start Available records
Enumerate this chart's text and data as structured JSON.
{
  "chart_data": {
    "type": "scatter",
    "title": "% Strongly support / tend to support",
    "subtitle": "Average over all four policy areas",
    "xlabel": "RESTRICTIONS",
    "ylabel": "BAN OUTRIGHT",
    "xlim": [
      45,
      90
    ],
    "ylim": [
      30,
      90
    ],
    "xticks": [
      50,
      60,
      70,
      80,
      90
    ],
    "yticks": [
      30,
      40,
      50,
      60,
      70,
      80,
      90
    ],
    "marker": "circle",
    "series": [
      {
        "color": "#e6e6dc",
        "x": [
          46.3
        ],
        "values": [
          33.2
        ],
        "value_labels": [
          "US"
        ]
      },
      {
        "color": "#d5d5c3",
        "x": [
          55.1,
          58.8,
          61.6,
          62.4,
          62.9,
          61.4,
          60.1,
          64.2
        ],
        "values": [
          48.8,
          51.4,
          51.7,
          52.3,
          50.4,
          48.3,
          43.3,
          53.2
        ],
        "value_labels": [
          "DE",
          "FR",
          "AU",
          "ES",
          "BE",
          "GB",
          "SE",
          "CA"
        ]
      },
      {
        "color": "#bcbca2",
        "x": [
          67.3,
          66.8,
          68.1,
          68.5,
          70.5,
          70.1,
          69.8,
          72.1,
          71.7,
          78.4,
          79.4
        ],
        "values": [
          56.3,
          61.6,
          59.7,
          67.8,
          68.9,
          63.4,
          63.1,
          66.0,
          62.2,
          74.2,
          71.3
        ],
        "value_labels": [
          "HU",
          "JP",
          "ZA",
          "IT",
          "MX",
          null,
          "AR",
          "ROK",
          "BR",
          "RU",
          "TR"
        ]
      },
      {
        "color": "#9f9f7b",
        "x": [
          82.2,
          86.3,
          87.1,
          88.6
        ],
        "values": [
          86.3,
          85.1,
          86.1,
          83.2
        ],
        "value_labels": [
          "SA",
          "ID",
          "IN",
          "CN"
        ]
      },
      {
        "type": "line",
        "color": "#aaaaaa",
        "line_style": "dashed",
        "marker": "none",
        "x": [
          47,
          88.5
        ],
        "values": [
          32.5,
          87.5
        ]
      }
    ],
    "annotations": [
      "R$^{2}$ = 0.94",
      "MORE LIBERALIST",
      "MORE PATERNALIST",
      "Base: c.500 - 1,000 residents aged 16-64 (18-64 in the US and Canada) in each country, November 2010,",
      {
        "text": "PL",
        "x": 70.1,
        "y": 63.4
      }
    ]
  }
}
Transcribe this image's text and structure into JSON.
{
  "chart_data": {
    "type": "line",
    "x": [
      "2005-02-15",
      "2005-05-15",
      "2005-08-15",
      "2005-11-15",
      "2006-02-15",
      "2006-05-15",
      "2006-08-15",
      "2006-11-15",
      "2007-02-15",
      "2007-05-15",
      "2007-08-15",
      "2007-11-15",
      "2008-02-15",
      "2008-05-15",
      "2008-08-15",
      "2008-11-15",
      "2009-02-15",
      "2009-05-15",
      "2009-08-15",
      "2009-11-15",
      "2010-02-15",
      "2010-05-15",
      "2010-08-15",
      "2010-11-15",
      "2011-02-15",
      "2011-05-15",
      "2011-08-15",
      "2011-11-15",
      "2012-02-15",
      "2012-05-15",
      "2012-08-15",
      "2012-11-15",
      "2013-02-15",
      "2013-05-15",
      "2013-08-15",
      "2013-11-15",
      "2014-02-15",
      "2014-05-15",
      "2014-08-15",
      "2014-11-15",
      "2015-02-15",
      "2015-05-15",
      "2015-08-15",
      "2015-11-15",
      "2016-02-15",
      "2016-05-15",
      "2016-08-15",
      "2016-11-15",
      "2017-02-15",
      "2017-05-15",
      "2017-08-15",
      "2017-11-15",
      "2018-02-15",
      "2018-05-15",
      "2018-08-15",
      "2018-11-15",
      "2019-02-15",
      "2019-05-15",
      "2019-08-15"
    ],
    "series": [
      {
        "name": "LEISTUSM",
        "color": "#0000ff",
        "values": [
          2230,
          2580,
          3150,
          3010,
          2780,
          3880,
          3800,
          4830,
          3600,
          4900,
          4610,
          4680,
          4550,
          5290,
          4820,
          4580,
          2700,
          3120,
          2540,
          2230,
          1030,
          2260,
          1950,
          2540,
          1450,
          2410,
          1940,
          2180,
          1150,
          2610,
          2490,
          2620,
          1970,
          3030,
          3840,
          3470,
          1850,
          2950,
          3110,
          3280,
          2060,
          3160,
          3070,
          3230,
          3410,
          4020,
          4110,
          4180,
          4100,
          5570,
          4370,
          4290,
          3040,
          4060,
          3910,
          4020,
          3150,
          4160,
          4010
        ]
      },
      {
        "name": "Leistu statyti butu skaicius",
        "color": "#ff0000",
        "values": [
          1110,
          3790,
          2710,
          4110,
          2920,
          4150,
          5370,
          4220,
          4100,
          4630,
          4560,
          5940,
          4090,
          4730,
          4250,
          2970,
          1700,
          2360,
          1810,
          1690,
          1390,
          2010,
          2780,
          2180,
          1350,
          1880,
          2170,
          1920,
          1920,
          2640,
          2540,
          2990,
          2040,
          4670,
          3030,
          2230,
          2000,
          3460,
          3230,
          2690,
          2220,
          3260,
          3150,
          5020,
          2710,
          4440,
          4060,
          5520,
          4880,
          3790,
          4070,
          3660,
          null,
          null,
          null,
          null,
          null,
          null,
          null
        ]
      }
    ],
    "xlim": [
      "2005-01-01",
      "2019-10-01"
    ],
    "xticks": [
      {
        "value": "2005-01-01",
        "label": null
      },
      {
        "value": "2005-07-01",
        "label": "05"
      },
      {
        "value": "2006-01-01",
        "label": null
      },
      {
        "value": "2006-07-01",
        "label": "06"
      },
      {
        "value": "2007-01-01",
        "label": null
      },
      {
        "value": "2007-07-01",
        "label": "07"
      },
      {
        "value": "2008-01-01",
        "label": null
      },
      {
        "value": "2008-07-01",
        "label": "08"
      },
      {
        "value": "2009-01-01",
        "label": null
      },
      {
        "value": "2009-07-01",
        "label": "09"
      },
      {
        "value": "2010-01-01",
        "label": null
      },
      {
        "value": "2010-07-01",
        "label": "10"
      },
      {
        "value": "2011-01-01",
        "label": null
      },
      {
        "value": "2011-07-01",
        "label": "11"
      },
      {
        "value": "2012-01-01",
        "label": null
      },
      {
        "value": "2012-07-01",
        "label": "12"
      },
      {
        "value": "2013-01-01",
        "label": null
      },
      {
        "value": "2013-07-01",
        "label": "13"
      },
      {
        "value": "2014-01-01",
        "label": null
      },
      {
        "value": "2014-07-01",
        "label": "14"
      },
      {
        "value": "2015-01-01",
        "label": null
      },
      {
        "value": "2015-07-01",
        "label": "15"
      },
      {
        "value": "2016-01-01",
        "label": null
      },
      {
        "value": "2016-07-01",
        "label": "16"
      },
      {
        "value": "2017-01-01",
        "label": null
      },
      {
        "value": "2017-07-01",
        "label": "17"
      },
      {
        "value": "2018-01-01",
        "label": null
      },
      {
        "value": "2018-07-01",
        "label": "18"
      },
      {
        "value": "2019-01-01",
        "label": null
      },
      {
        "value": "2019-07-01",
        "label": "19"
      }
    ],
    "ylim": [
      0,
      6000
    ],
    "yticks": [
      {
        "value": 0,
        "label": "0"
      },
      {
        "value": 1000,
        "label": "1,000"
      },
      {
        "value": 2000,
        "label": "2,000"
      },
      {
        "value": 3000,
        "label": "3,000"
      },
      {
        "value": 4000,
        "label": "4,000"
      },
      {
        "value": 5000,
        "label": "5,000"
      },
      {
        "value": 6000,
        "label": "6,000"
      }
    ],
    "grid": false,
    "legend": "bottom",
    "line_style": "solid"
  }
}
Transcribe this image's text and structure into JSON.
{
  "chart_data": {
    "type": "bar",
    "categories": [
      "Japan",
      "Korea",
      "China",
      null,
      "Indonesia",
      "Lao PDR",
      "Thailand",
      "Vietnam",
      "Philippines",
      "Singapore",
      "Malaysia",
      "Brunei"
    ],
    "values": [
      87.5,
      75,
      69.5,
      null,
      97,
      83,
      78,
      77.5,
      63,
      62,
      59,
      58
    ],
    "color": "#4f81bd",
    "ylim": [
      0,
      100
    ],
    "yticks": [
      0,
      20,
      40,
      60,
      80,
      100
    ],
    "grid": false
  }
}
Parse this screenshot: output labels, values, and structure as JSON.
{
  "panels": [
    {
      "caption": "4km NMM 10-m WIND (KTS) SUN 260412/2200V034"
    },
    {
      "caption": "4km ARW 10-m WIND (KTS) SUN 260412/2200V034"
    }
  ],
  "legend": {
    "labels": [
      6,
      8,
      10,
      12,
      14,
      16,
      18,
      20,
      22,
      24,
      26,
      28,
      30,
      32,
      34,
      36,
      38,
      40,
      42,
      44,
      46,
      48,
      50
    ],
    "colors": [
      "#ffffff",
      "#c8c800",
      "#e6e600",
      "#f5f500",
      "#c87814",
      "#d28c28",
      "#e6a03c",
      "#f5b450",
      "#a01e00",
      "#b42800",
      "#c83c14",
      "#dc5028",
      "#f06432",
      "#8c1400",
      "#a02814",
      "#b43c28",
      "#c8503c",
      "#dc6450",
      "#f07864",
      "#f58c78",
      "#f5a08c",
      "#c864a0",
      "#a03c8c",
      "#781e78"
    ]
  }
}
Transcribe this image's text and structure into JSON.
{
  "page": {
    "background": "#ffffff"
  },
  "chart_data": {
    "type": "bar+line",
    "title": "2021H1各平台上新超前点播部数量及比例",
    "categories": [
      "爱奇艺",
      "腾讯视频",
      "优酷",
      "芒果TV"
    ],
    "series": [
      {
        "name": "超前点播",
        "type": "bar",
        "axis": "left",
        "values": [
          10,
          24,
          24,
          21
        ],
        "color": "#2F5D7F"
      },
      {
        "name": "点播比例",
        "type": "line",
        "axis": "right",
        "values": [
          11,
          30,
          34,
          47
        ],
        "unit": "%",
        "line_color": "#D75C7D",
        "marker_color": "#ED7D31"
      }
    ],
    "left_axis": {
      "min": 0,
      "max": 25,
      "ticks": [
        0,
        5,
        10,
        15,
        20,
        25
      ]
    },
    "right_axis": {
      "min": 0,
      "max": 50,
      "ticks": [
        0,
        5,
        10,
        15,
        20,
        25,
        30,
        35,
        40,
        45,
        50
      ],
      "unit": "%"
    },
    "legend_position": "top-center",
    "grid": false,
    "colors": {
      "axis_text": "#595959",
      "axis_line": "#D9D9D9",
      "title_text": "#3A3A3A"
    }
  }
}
end Available records
**Objective:** Pull every line containing the word "WIND" out of the material.

**Output for this task:**
      "caption": "4km NMM 10-m WIND (KTS) SUN 260412/2200V034"
      "caption": "4km ARW 10-m WIND (KTS) SUN 260412/2200V034"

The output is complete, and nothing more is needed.